Start INPUT DATA

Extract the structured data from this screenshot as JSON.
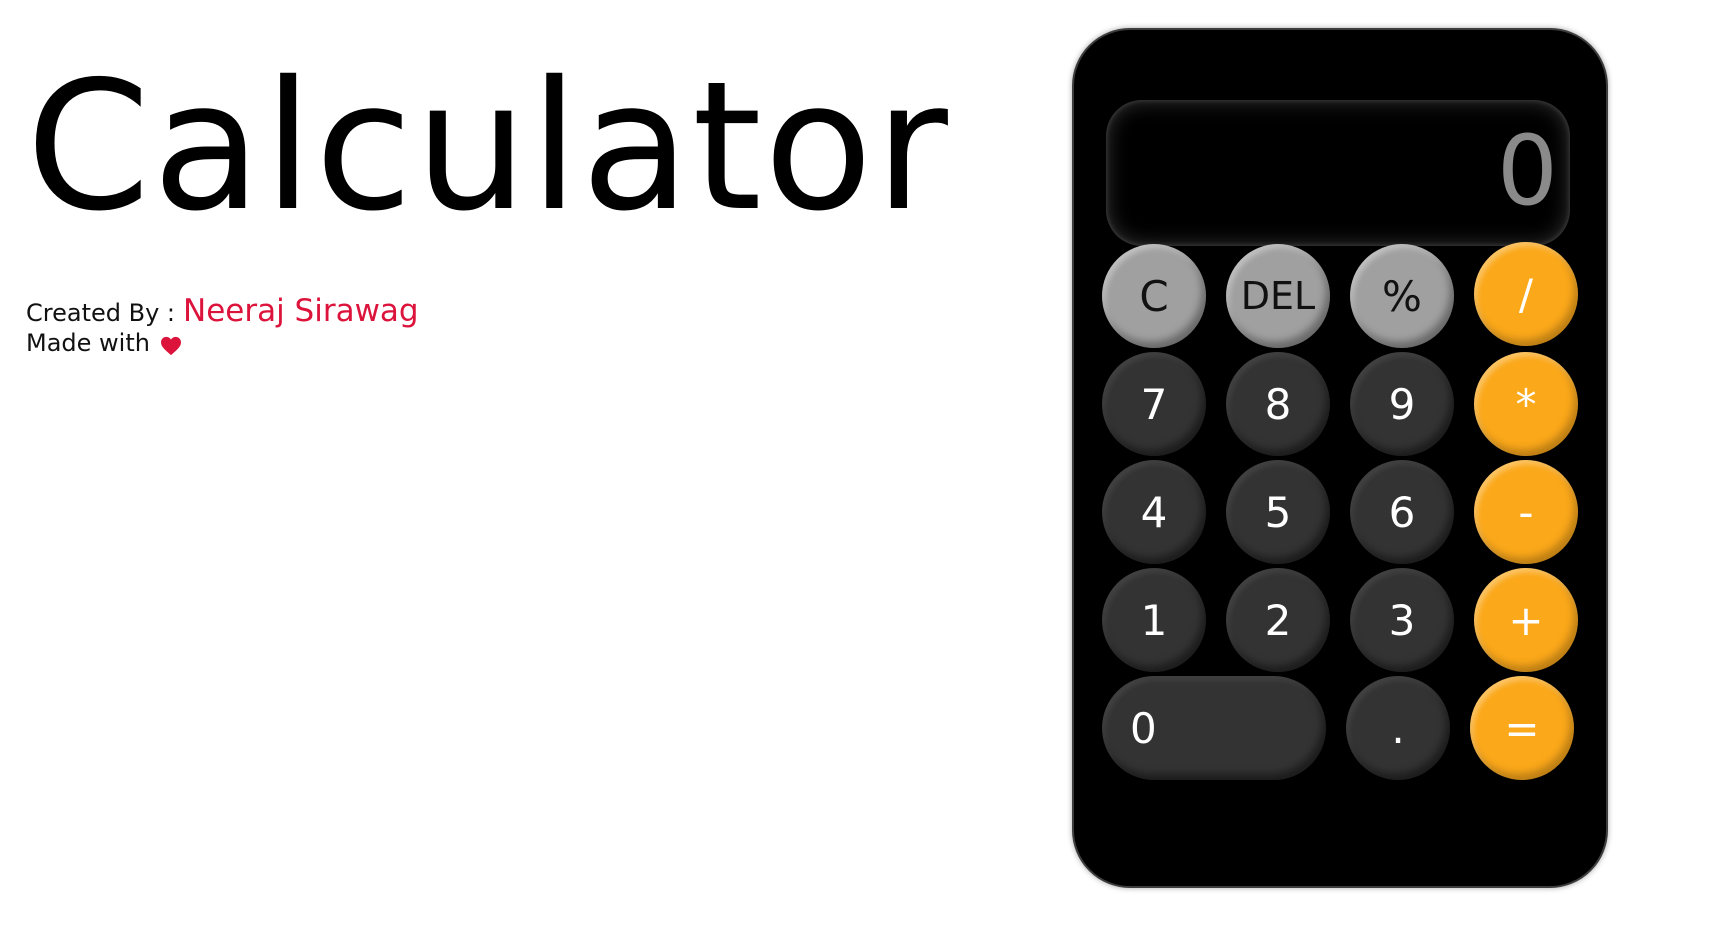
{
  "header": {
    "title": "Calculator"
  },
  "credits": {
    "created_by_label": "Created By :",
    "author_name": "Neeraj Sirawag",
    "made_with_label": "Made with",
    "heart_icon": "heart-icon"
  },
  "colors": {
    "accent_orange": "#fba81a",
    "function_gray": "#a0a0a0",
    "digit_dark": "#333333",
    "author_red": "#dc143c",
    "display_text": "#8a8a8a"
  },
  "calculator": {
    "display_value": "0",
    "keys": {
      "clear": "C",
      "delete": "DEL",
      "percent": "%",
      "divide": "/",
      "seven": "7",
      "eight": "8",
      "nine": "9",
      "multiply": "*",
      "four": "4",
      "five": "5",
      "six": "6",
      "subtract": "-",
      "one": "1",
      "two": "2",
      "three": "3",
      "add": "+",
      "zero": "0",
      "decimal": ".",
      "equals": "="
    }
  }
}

End INPUT DATA

YOUR INSTRUCTIONS >>
Repeat the listing in full and exactly. Do not include any images.

TASK OUTPUT >>
Extract the structured data from this screenshot as JSON.
{
  "header": {
    "title": "Calculator"
  },
  "credits": {
    "created_by_label": "Created By :",
    "author_name": "Neeraj Sirawag",
    "made_with_label": "Made with",
    "heart_icon": "heart-icon"
  },
  "colors": {
    "accent_orange": "#fba81a",
    "function_gray": "#a0a0a0",
    "digit_dark": "#333333",
    "author_red": "#dc143c",
    "display_text": "#8a8a8a"
  },
  "calculator": {
    "display_value": "0",
    "keys": {
      "clear": "C",
      "delete": "DEL",
      "percent": "%",
      "divide": "/",
      "seven": "7",
      "eight": "8",
      "nine": "9",
      "multiply": "*",
      "four": "4",
      "five": "5",
      "six": "6",
      "subtract": "-",
      "one": "1",
      "two": "2",
      "three": "3",
      "add": "+",
      "zero": "0",
      "decimal": ".",
      "equals": "="
    }
  }
}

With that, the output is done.